Written exercise 1.
Answer these questions from the passage on homoarchic and heterarchic cultures.
(a) What terms are used for this division among associations of non-human primates?
(b) Which notions reflect the division among non-specialized hunter-gatherers?
(c) Which two criteria does the passage call improper for defining the overall developmental level?
Written exercise 2. Carry on the passage about homoarchic and heterarchic cultures from the point where it stops.

Quoted passage.
___

What I am ready to argue now, is that the division into homoarchic and heterarchic cultures, although by no means rigid and absolute (as it has been stressed above), is nevertheless a permanent fact of human social history, observable on all the levels of structural complexity from the history’s very start and even from the preceding time: The division into homoarchic and heterarchic is possible (and is made — into “despotic” and “egalitarian”) already with respect to associations of the non-human primates (e.g., Matsumura, 1999; Butovskaya, 2000), so it may well be rooted in the deep prehistory of the humankind. Among the simplest cultures known to archaeology and anthropology — those of non-specialized hunter-gatherers, the homoarchy — heterarchy division is reflected in the notions of “non-egalitarian” and “egalitarian” societies respectively (e.g., Woodburn, 1982). So, the generally heterarchic societies are by no means a priori inferior to generally homoarchic as, contrary to the still influential unilinear evolutionary schemes (e.g., Service, 1971/1962; 1975; Fried, 1967, 1970/1960), the degree of political centralization and social stratification’s rigidity are improper criteria for defining the overall developmental level (see Bondarenko, 2000, 2006; Bondarenko & Korotayev, 2000c; Bondarenko, et al., 2002; Korotayev, et al., 2000)3. Furthermore, in the course of its history a society can not just change its internal organization from generally homoarchic to heterarchic or vice versa (Crumley, 1987: 164-165; 1995: 4; Berezkin, 2000; Beliaev, et al., 2001: 380-381; Bondarenko & Korotayev, 2000c; Bondarenko, et al., 2002: 57; 2003: 6-7), but it happens not infrequently without a change of the overall level of structural complexity (e.g., Crumley, 1995: 4; Beliaev, et al., 2001: 380-381; Bondarenko, et al., 2002: 57; for just some of really abundant, in both temporal and special respects, examples of that sort of transition, see, e.g., Leach, 1954; Miscatti et al., 1991; Korotayev, 1995; Levy, 1995; Kowalewski, 2000; Kradin, 2000; Dozhdev, 2004). Finally, even cultures of the same complexity level and principle of socio-political organization may, and do, vary in their actual forms.

___

Information given.
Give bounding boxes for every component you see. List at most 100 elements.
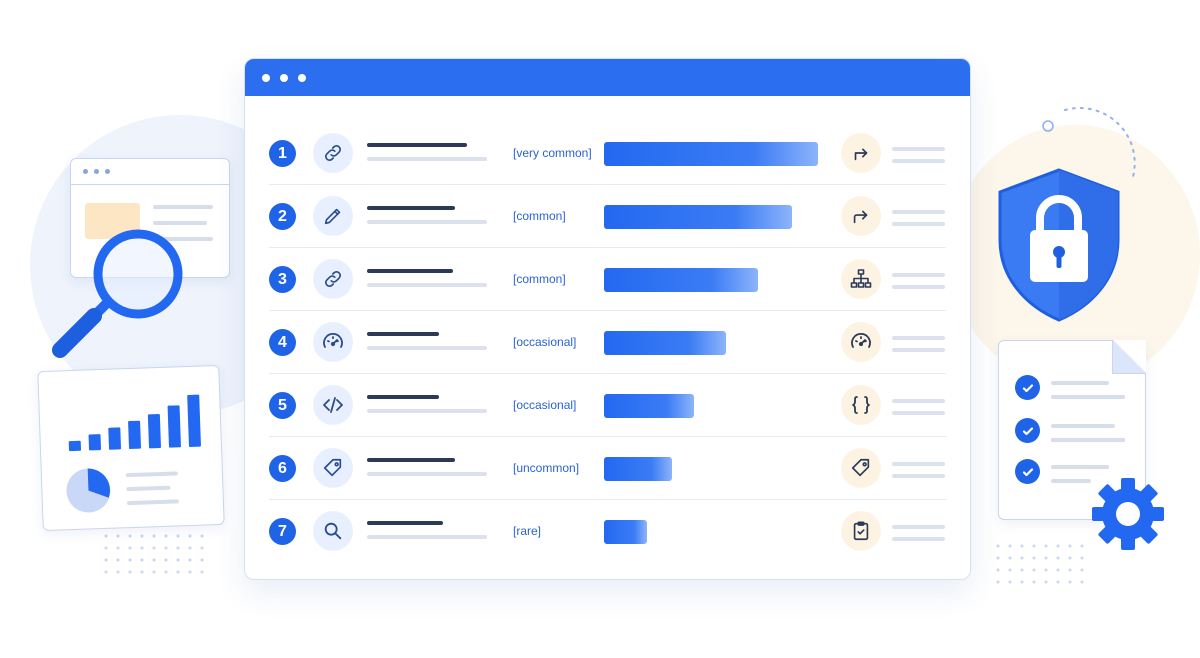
frequency-bar <box>604 205 792 229</box>
title-placeholder <box>367 332 439 336</box>
tag-icon <box>313 448 353 488</box>
row-number-badge: 6 <box>269 455 296 482</box>
mini-dot <box>83 169 88 174</box>
text-placeholder <box>153 237 213 241</box>
title-placeholder <box>367 206 455 210</box>
subtitle-placeholder <box>367 346 487 350</box>
checkmark-icon <box>1015 375 1040 400</box>
chart-bar <box>128 420 142 450</box>
text-placeholder <box>1051 438 1125 442</box>
text-placeholder <box>892 399 945 403</box>
clipboard-check-icon <box>841 511 881 551</box>
main-window: 1 [very common] 2 [common] 3 <box>244 58 971 580</box>
text-placeholder <box>1051 479 1091 483</box>
text-placeholder <box>892 273 945 277</box>
dotted-arc <box>1042 107 1136 181</box>
text-placeholder <box>892 462 945 466</box>
text-placeholder <box>126 499 179 506</box>
sitemap-icon <box>841 259 881 299</box>
text-placeholder <box>892 159 945 163</box>
list-item[interactable]: 3 [common] <box>269 248 946 311</box>
speedometer-icon <box>841 322 881 362</box>
window-dot[interactable] <box>280 73 288 82</box>
text-placeholder <box>892 222 945 226</box>
list-item[interactable]: 1 [very common] <box>269 122 946 185</box>
text-placeholder <box>1051 395 1125 399</box>
list-item[interactable]: 7 [rare] <box>269 500 946 563</box>
text-placeholder <box>126 485 171 492</box>
subtitle-placeholder <box>367 472 487 476</box>
frequency-bar <box>604 520 647 544</box>
mini-dot <box>105 169 110 174</box>
title-placeholder <box>367 143 467 147</box>
row-number-badge: 7 <box>269 518 296 545</box>
title-placeholder <box>367 458 455 462</box>
title-placeholder <box>367 269 453 273</box>
title-placeholder <box>367 395 439 399</box>
gear-icon <box>1092 478 1164 550</box>
chart-bar <box>147 413 162 449</box>
text-placeholder <box>892 285 945 289</box>
text-placeholder <box>892 474 945 478</box>
redirect-arrow-icon <box>841 133 881 173</box>
frequency-bar <box>604 457 672 481</box>
text-placeholder <box>892 537 945 541</box>
dot-grid-right <box>992 540 1090 584</box>
text-placeholder <box>1051 381 1109 385</box>
pencil-icon <box>313 196 353 236</box>
magnifier-icon <box>52 229 183 358</box>
row-number-badge: 4 <box>269 329 296 356</box>
frequency-label: [rare] <box>513 524 542 538</box>
text-placeholder <box>892 525 945 529</box>
frequency-bar <box>604 268 758 292</box>
window-titlebar <box>245 59 970 96</box>
chart-bar <box>167 405 182 448</box>
security-shield-lock-icon <box>998 168 1120 322</box>
frequency-label: [uncommon] <box>513 461 580 475</box>
subtitle-placeholder <box>367 220 487 224</box>
window-dot[interactable] <box>298 73 306 82</box>
row-number-badge: 2 <box>269 203 296 230</box>
dot-grid-left <box>100 530 210 574</box>
text-placeholder <box>892 348 945 352</box>
pie-chart-icon <box>66 468 111 513</box>
list-item[interactable]: 5 [occasional] <box>269 374 946 437</box>
checkmark-icon <box>1015 459 1040 484</box>
page-fold <box>1112 340 1146 374</box>
text-placeholder <box>892 210 945 214</box>
text-placeholder <box>892 147 945 151</box>
frequency-bar <box>604 331 726 355</box>
list-item[interactable]: 6 [uncommon] <box>269 437 946 500</box>
chart-bar <box>68 440 82 452</box>
code-icon <box>313 385 353 425</box>
window-dot[interactable] <box>262 73 270 82</box>
frequency-bar <box>604 394 694 418</box>
subtitle-placeholder <box>367 283 487 287</box>
text-placeholder <box>892 411 945 415</box>
curly-braces-icon <box>841 385 881 425</box>
tag-icon <box>841 448 881 488</box>
speedometer-icon <box>313 322 353 362</box>
text-placeholder <box>892 336 945 340</box>
checkmark-icon <box>1015 418 1040 443</box>
row-number-badge: 5 <box>269 392 296 419</box>
frequency-label: [occasional] <box>513 335 577 349</box>
row-number-badge: 3 <box>269 266 296 293</box>
mini-titlebar <box>71 159 229 185</box>
frequency-label: [common] <box>513 209 566 223</box>
row-number-badge: 1 <box>269 140 296 167</box>
subtitle-placeholder <box>367 157 487 161</box>
frequency-label: [occasional] <box>513 398 577 412</box>
chart-bar <box>108 427 122 450</box>
list-item[interactable]: 4 [occasional] <box>269 311 946 374</box>
text-placeholder <box>1051 424 1115 428</box>
frequency-label: [common] <box>513 272 566 286</box>
text-placeholder <box>1051 465 1109 469</box>
search-icon <box>313 511 353 551</box>
list-item[interactable]: 2 [common] <box>269 185 946 248</box>
title-placeholder <box>367 521 443 525</box>
subtitle-placeholder <box>367 535 487 539</box>
mini-dot <box>94 169 99 174</box>
frequency-bar <box>604 142 818 166</box>
share-arrow-icon <box>841 196 881 236</box>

___

Task response 1.
(a) "Despotic" and "egalitarian."
(b) The notions of "non-egalitarian" and "egalitarian" societies, respectively.
(c) The degree of political centralization and the rigidity of social stratification.

Task response 2.
So, I hope that the idea of homoarchy may serve as a useful counterpart to that of heterarchy within the prospective broad theoretical framework, the significance of the heterarchy conception for which has already been recognized by not so few (though far from all) social scientists. In particular, Wenke (1999: 335) emphasizes with reference just to the Crumley’s conception of heterarchy that “[i]t is important to recognize, that not every society in history can be placed at some point on a continuum between a simple band of hunter-foragers and the dimensions of complexity… applied to, for example, ancient Mesopotamia.”4 Another archaeologist’s estimation is also worth quoting: “Importantly, heterarchy is not conceived as something less complex than hierarchy… Heterarchy is thus a useful concept for investigating the actual historical trajectories of social change, as it does not assume that societies evolve from simple to complex” (Sassaman, 2004: 232). (Naturally, both authors write about “complexity” in the purely archaeological and anthropological meaning of that notion).

Besides, also very importantly, I believe it is legitimate and even necessary to apply both notions — of heterarchy and homoarchy — to the social relations and societal structure in general, not to the power relations and institutions only. If we attempt at characterizing a society (or “culture” in the American cultural anthropologists’ thesaurus) as a whole, we must recognize what structuralists call “political system” as only one of its integral parts, in preindustrial cultures inseparably interpenetrable with all others, and hence should label the society according to its more general feature — the societal type.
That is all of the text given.